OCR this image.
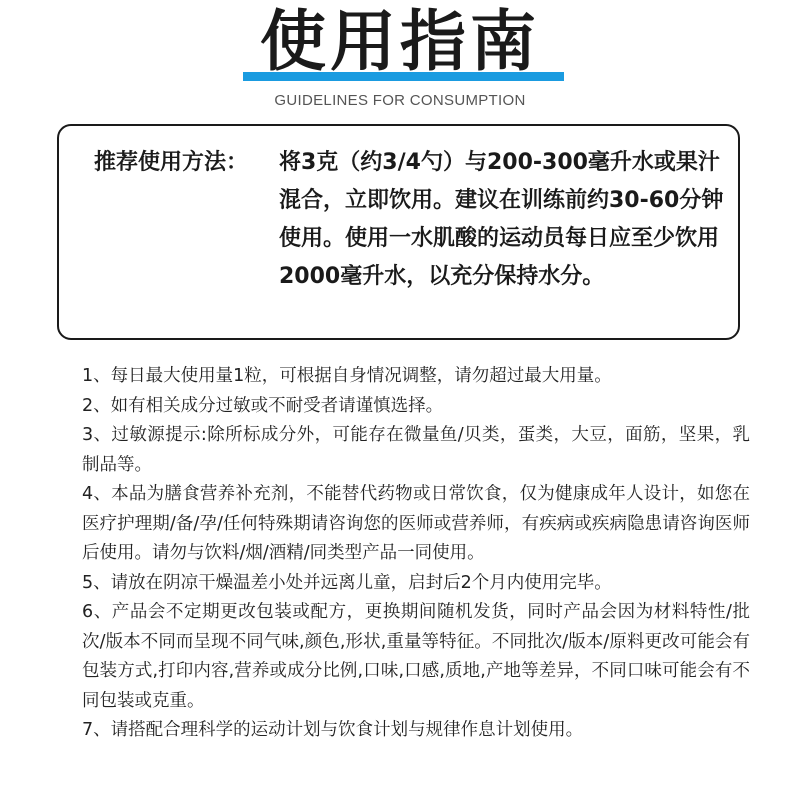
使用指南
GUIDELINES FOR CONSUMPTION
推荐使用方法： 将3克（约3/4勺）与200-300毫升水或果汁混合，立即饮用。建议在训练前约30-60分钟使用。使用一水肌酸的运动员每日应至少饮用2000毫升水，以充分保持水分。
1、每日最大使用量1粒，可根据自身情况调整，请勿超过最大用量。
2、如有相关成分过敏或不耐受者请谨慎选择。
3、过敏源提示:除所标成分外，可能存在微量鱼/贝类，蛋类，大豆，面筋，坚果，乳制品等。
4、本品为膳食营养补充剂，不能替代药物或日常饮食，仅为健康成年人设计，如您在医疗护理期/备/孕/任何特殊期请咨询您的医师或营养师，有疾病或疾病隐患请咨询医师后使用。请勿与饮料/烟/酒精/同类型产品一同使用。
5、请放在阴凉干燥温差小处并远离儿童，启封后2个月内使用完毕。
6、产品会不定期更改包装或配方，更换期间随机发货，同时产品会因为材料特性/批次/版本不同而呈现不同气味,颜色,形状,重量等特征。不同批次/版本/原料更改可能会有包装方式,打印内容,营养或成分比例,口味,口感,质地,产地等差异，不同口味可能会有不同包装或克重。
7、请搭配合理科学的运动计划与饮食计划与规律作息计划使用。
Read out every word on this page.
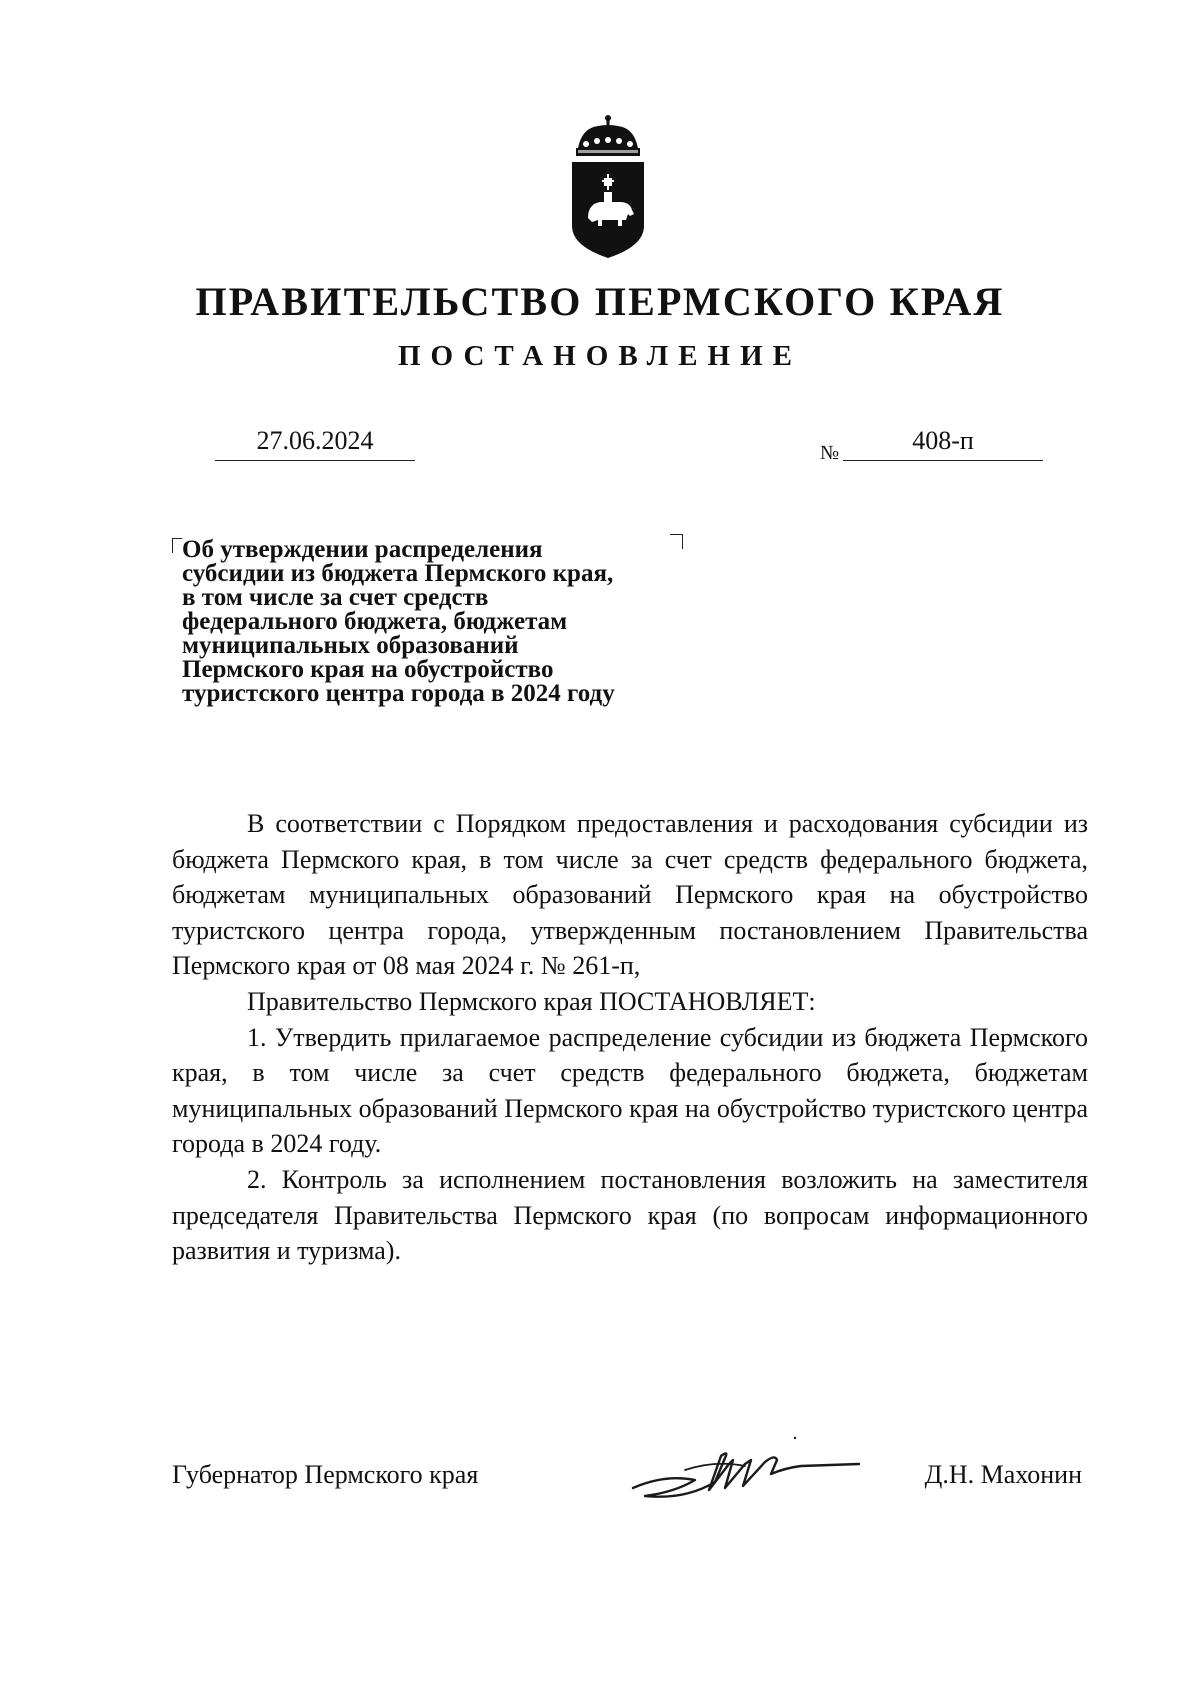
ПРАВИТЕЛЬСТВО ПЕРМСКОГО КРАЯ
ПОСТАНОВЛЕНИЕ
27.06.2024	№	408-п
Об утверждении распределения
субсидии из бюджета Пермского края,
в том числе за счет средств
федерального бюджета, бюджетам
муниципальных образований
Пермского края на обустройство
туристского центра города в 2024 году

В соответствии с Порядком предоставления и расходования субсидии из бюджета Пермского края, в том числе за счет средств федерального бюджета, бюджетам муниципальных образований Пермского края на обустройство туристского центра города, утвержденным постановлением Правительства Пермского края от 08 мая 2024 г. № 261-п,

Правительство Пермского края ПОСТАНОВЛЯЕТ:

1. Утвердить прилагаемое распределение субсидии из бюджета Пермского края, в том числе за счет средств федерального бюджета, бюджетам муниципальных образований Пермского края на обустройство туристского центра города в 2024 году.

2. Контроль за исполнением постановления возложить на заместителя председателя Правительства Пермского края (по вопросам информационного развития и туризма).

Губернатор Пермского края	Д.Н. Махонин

*What you will do*. Please quote the records above exactly, beginning at the line that contains "Read out every word on this page." and ending at their last line. Leave the pictures out.

*Exercise solution*.
Read out every word on this page.
ПРАВИТЕЛЬСТВО ПЕРМСКОГО КРАЯ
ПОСТАНОВЛЕНИЕ
27.06.2024	№	408-п
Об утверждении распределения
субсидии из бюджета Пермского края,
в том числе за счет средств
федерального бюджета, бюджетам
муниципальных образований
Пермского края на обустройство
туристского центра города в 2024 году

В соответствии с Порядком предоставления и расходования субсидии из бюджета Пермского края, в том числе за счет средств федерального бюджета, бюджетам муниципальных образований Пермского края на обустройство туристского центра города, утвержденным постановлением Правительства Пермского края от 08 мая 2024 г. № 261-п,

Правительство Пермского края ПОСТАНОВЛЯЕТ:

1. Утвердить прилагаемое распределение субсидии из бюджета Пермского края, в том числе за счет средств федерального бюджета, бюджетам муниципальных образований Пермского края на обустройство туристского центра города в 2024 году.

2. Контроль за исполнением постановления возложить на заместителя председателя Правительства Пермского края (по вопросам информационного развития и туризма).

Губернатор Пермского края	Д.Н. Махонин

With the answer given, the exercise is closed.